"information" appears in how many lines of the entries? State only the number.

BEGIN Record extracts

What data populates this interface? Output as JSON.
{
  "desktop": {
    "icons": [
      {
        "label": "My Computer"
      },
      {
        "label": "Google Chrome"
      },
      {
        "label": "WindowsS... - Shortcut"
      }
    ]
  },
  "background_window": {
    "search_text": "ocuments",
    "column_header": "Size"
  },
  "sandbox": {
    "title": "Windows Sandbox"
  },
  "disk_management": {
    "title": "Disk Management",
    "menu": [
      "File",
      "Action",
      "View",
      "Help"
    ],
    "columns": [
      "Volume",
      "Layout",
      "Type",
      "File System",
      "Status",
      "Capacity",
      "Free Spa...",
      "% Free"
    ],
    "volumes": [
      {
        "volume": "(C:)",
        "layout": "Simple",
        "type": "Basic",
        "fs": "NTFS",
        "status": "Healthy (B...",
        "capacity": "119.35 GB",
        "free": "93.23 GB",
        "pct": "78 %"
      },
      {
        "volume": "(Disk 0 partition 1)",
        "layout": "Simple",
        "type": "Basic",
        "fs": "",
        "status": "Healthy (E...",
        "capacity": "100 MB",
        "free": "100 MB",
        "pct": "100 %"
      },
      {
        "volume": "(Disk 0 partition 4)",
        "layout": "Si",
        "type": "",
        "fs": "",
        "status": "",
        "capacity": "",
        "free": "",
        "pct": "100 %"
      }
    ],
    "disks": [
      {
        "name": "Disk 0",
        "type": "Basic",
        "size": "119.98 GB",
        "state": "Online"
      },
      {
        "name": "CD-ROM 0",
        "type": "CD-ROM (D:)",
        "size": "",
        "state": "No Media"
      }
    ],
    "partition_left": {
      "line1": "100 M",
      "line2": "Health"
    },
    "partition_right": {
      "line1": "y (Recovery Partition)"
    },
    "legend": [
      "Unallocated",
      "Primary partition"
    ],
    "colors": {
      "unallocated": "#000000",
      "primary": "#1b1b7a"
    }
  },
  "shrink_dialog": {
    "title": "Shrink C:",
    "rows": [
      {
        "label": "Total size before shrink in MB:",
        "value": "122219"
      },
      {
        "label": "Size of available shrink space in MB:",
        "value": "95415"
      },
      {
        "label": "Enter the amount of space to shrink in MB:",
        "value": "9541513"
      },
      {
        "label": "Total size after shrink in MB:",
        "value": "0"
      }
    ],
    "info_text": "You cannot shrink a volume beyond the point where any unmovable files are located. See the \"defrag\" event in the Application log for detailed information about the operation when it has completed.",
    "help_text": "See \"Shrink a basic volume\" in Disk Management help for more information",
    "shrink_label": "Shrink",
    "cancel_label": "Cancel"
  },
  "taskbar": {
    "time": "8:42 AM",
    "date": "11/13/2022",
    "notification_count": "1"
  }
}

END Record extracts

Exercise result: 2